(Stored items from a collection)

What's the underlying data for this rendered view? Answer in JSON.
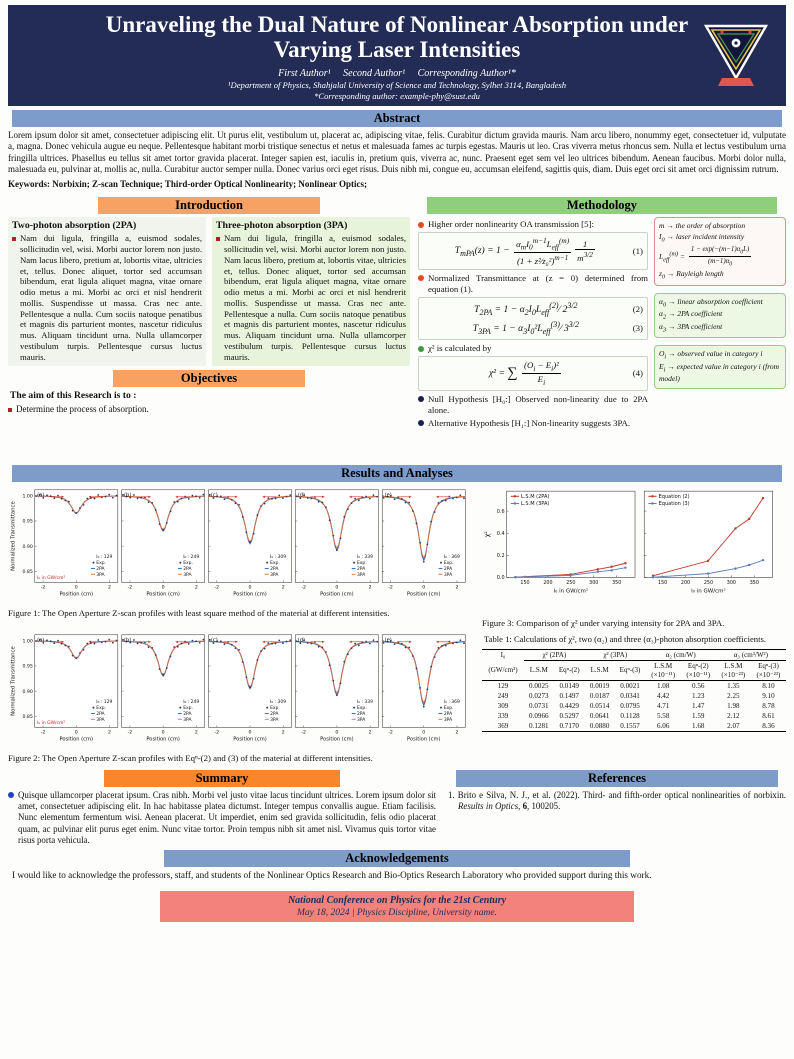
{
  "header": {
    "title": "Unraveling the Dual Nature of Nonlinear Absorption under Varying Laser Intensities",
    "authors": "First Author¹  Second Author¹  Corresponding Author¹*",
    "affiliation": "¹Department of Physics, Shahjalal University of Science and Technology, Sylhet 3114, Bangladesh",
    "corresponding": "*Corresponding author: example-phy@sust.edu",
    "logo": "university-emblem"
  },
  "abstract": {
    "heading": "Abstract",
    "body": "Lorem ipsum dolor sit amet, consectetuer adipiscing elit. Ut purus elit, vestibulum ut, placerat ac, adipiscing vitae, felis. Curabitur dictum gravida mauris. Nam arcu libero, nonummy eget, consectetuer id, vulputate a, magna. Donec vehicula augue eu neque. Pellentesque habitant morbi tristique senectus et netus et malesuada fames ac turpis egestas. Mauris ut leo. Cras viverra metus rhoncus sem. Nulla et lectus vestibulum urna fringilla ultrices. Phasellus eu tellus sit amet tortor gravida placerat. Integer sapien est, iaculis in, pretium quis, viverra ac, nunc. Praesent eget sem vel leo ultrices bibendum. Aenean faucibus. Morbi dolor nulla, malesuada eu, pulvinar at, mollis ac, nulla. Curabitur auctor semper nulla. Donec varius orci eget risus. Duis nibh mi, congue eu, accumsan eleifend, sagittis quis, diam. Duis eget orci sit amet orci dignissim rutrum.",
    "keywords": "Keywords: Norbixin; Z-scan Technique; Third-order Optical Nonlinearity; Nonlinear Optics;"
  },
  "introduction": {
    "heading": "Introduction",
    "col2pa": {
      "title": "Two-photon absorption (2PA)",
      "body": "Nam dui ligula, fringilla a, euismod sodales, sollicitudin vel, wisi. Morbi auctor lorem non justo. Nam lacus libero, pretium at, lobortis vitae, ultricies et, tellus. Donec aliquet, tortor sed accumsan bibendum, erat ligula aliquet magna, vitae ornare odio metus a mi. Morbi ac orci et nisl hendrerit mollis. Suspendisse ut massa. Cras nec ante. Pellentesque a nulla. Cum sociis natoque penatibus et magnis dis parturient montes, nascetur ridiculus mus. Aliquam tincidunt urna. Nulla ullamcorper vestibulum turpis. Pellentesque cursus luctus mauris."
    },
    "col3pa": {
      "title": "Three-photon absorption (3PA)",
      "body": "Nam dui ligula, fringilla a, euismod sodales, sollicitudin vel, wisi. Morbi auctor lorem non justo. Nam lacus libero, pretium at, lobortis vitae, ultricies et, tellus. Donec aliquet, tortor sed accumsan bibendum, erat ligula aliquet magna, vitae ornare odio metus a mi. Morbi ac orci et nisl hendrerit mollis. Suspendisse ut massa. Cras nec ante. Pellentesque a nulla. Cum sociis natoque penatibus et magnis dis parturient montes, nascetur ridiculus mus. Aliquam tincidunt urna. Nulla ullamcorper vestibulum turpis. Pellentesque cursus luctus mauris."
    }
  },
  "objectives": {
    "heading": "Objectives",
    "lead": "The aim of this Research is to :",
    "item1": "Determine the process of absorption."
  },
  "methodology": {
    "heading": "Methodology",
    "b1": "Higher order nonlinearity OA transmission [5]:",
    "b2": "Normalized Transmittance at (z = 0) determined from equation (1).",
    "b3": "χ² is calculated by",
    "b4": "Null Hypothesis [H₀:] Observed non-linearity due to 2PA alone.",
    "b5": "Alternative Hypothesis [H₁:] Non-linearity suggests 3PA.",
    "eq1_html": "T<sub>mPA</sub>(z) = 1 − <span class='frac'><span class='fnum'>α<sub>m</sub>I<sub>0</sub><sup>m−1</sup>L<sub>eff</sub><sup>(m)</sup></span><span class='fden'>(1 + z²⁄z₀²)<sup>m−1</sup></span></span><span class='frac'><span class='fnum'>1</span><span class='fden'>m<sup>3/2</sup></span></span>",
    "eq1_no": "(1)",
    "eq2_html": "T<sub>2PA</sub> = 1 − α<sub>2</sub>I<sub>0</sub>L<sub>eff</sub><sup>(2)</sup>⁄ 2<sup>3/2</sup>",
    "eq2_no": "(2)",
    "eq3_html": "T<sub>3PA</sub> = 1 − α<sub>3</sub>I<sub>0</sub>²L<sub>eff</sub><sup>(3)</sup>⁄ 3<sup>3/2</sup>",
    "eq3_no": "(3)",
    "eq4_html": "χ² = <span class='bigsum'>∑</span> <span class='frac'><span class='fnum'>(O<sub>i</sub> − E<sub>i</sub>)²</span><span class='fden'>E<sub>i</sub></span></span>",
    "eq4_no": "(4)",
    "box_m_html": "m → the order of absorption<br>I<sub>0</sub> → laser incident intensity<br>L<sub>eff</sub><sup>(m)</sup> = <span class='frac'><span class='fnum'>1 − exp(−(m−1)α<sub>0</sub>L)</span><span class='fden'>(m−1)α<sub>0</sub></span></span><br>z<sub>0</sub> → Rayleigh length",
    "box_alpha_html": "α<sub>0</sub> → linear absorption coefficient<br>α<sub>2</sub> → 2PA coefficient<br>α<sub>3</sub> → 3PA coefficient",
    "box_oe_html": "O<sub>i</sub> → observed value in category <i>i</i><br>E<sub>i</sub> → expected value in category <i>i</i> (from model)"
  },
  "results": {
    "heading": "Results and Analyses",
    "fig1_caption": "Figure 1: The Open Aperture Z-scan profiles with least square method of the material at different intensities.",
    "fig2_caption": "Figure 2: The Open Aperture Z-scan profiles with Eqⁿ-(2) and (3) of the material at different intensities.",
    "fig3_caption": "Figure 3: Comparison of χ² under varying intensity for 2PA and 3PA."
  },
  "table1": {
    "caption": "Table 1: Calculations of χ², two (α₂) and three (α₃)-photon absorption coefficients.",
    "groups": [
      {
        "label": "I₀",
        "sub": [
          "(GW/cm²)"
        ]
      },
      {
        "label": "χ² (2PA)",
        "sub": [
          "L.S.M",
          "Eqⁿ-(2)"
        ]
      },
      {
        "label": "χ² (3PA)",
        "sub": [
          "L.S.M",
          "Eqⁿ-(3)"
        ]
      },
      {
        "label": "α₂ (cm/W)",
        "sub": [
          "L.S.M\n(×10⁻¹¹)",
          "Eqⁿ-(2)\n(×10⁻¹¹)"
        ]
      },
      {
        "label": "α₃ (cm³/W²)",
        "sub": [
          "L.S.M\n(×10⁻²³)",
          "Eqⁿ-(3)\n(×10⁻²³)"
        ]
      }
    ],
    "rows": [
      [
        "129",
        "0.0025",
        "0.0149",
        "0.0019",
        "0.0021",
        "1.08",
        "0.56",
        "1.35",
        "8.10"
      ],
      [
        "249",
        "0.0273",
        "0.1497",
        "0.0187",
        "0.0341",
        "4.42",
        "1.23",
        "2.25",
        "9.10"
      ],
      [
        "309",
        "0.0731",
        "0.4429",
        "0.0514",
        "0.0795",
        "4.71",
        "1.47",
        "1.98",
        "8.78"
      ],
      [
        "339",
        "0.0966",
        "0.5297",
        "0.0641",
        "0.1128",
        "5.58",
        "1.59",
        "2.12",
        "8.61"
      ],
      [
        "369",
        "0.1281",
        "0.7170",
        "0.0880",
        "0.1557",
        "6.06",
        "1.68",
        "2.07",
        "8.36"
      ]
    ]
  },
  "summary": {
    "heading": "Summary",
    "body": "Quisque ullamcorper placerat ipsum. Cras nibh. Morbi vel justo vitae lacus tincidunt ultrices. Lorem ipsum dolor sit amet, consectetuer adipiscing elit. In hac habitasse platea dictumst. Integer tempus convallis augue. Etiam facilisis. Nunc elementum fermentum wisi. Aenean placerat. Ut imperdiet, enim sed gravida sollicitudin, felis odio placerat quam, ac pulvinar elit purus eget enim. Nunc vitae tortor. Proin tempus nibh sit amet nisl. Vivamus quis tortor vitae risus porta vehicula."
  },
  "references": {
    "heading": "References",
    "item1_html": "1. Brito e Silva, N. J., et al. (2022). Third- and fifth-order optical nonlinearities of norbixin. <i>Results in Optics</i>, <b>6</b>, 100205."
  },
  "acknowledgements": {
    "heading": "Acknowledgements",
    "body": "I would like to acknowledge the professors, staff, and students of the Nonlinear Optics Research and Bio-Optics Research Laboratory who provided support during this work."
  },
  "footer": {
    "line1": "National Conference on Physics for the 21st Century",
    "line2": "May 18, 2024  |  Physics Discipline, University name."
  },
  "colors": {
    "banner": "#232c55",
    "header_blue": "#7e9cc9",
    "header_orange": "#f7a263",
    "header_orange_strong": "#f8862d",
    "header_green": "#8fce7d",
    "footer_pink": "#f3827b",
    "curve_2pa": "#3a5fa8",
    "curve_3pa": "#e0703c",
    "exp_marker": "#25356f",
    "annotation_red": "#cc2222"
  },
  "chart_data": [
    {
      "id": "figure1",
      "type": "line",
      "title": "Open Aperture Z-scan profiles (least square method)",
      "xlabel": "Position (cm)",
      "ylabel": "Normalized Transmittance",
      "xlim": [
        -2.5,
        2.5
      ],
      "ylim": [
        0.83,
        1.01
      ],
      "xticks": [
        -2,
        0,
        2
      ],
      "yticks": [
        1.0,
        0.95,
        0.9,
        0.85
      ],
      "legend": [
        "Exp.",
        "2PA",
        "3PA"
      ],
      "note": "I₀ in GW/cm²",
      "curve_model": "T(z) = 1 - ΔT / (1 + z²/w²)^p, dip centered at z = 0",
      "subplots": [
        {
          "label": "(a)",
          "I0": 129,
          "intensity_label": "I₀ : 129",
          "min_T": 0.965
        },
        {
          "label": "(b)",
          "I0": 249,
          "intensity_label": "I₀ : 249",
          "min_T": 0.93
        },
        {
          "label": "(c)",
          "I0": 309,
          "intensity_label": "I₀ : 309",
          "min_T": 0.905
        },
        {
          "label": "(d)",
          "I0": 339,
          "intensity_label": "I₀ : 339",
          "min_T": 0.892
        },
        {
          "label": "(e)",
          "I0": 369,
          "intensity_label": "I₀ : 369",
          "min_T": 0.872
        }
      ]
    },
    {
      "id": "figure2",
      "type": "line",
      "title": "Open Aperture Z-scan profiles with Eqn-(2) and (3)",
      "xlabel": "Position (cm)",
      "ylabel": "Normalized Transmittance",
      "xlim": [
        -2.5,
        2.5
      ],
      "ylim": [
        0.83,
        1.01
      ],
      "xticks": [
        -2,
        0,
        2
      ],
      "yticks": [
        1.0,
        0.95,
        0.9,
        0.85
      ],
      "legend": [
        "Exp.",
        "2PA",
        "3PA"
      ],
      "note": "I₀ in GW/cm²",
      "curve_model": "T(z) = 1 - ΔT / (1 + z²/w²)^p, dip centered at z = 0",
      "subplots": [
        {
          "label": "(a)",
          "I0": 129,
          "intensity_label": "I₀ : 129",
          "min_T": 0.965
        },
        {
          "label": "(b)",
          "I0": 249,
          "intensity_label": "I₀ : 249",
          "min_T": 0.93
        },
        {
          "label": "(c)",
          "I0": 309,
          "intensity_label": "I₀ : 309",
          "min_T": 0.905
        },
        {
          "label": "(d)",
          "I0": 339,
          "intensity_label": "I₀ : 339",
          "min_T": 0.892
        },
        {
          "label": "(e)",
          "I0": 369,
          "intensity_label": "I₀ : 369",
          "min_T": 0.872
        }
      ]
    },
    {
      "id": "figure3",
      "type": "line",
      "title": "Comparison of χ² under varying intensity for 2PA and 3PA",
      "xlabel": "I₀ in GW/cm²",
      "ylabel": "χ²",
      "x": [
        129,
        249,
        309,
        339,
        369
      ],
      "xticks": [
        150,
        200,
        250,
        300,
        350
      ],
      "yticks": [
        0.0,
        0.2,
        0.4,
        0.6
      ],
      "ylim": [
        0,
        0.78
      ],
      "panels": [
        {
          "series": [
            {
              "name": "L.S.M (2PA)",
              "color": "#c0392b",
              "values": [
                0.0025,
                0.0273,
                0.0731,
                0.0966,
                0.1281
              ]
            },
            {
              "name": "L.S.M (3PA)",
              "color": "#5b7fb5",
              "values": [
                0.0019,
                0.0187,
                0.0514,
                0.0641,
                0.088
              ]
            }
          ]
        },
        {
          "series": [
            {
              "name": "Equation (2)",
              "color": "#c0392b",
              "values": [
                0.0149,
                0.1497,
                0.4429,
                0.5297,
                0.717
              ]
            },
            {
              "name": "Equation (3)",
              "color": "#5b7fb5",
              "values": [
                0.0021,
                0.0341,
                0.0795,
                0.1128,
                0.1557
              ]
            }
          ]
        }
      ]
    }
  ]
}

| Problem to work on |
Look above for lines with the word "least" and copy them all.

| Answer below |
    "fig1_caption": "Figure 1: The Open Aperture Z-scan profiles with least square method of the material at different intensities.",
      "title": "Open Aperture Z-scan profiles (least square method)",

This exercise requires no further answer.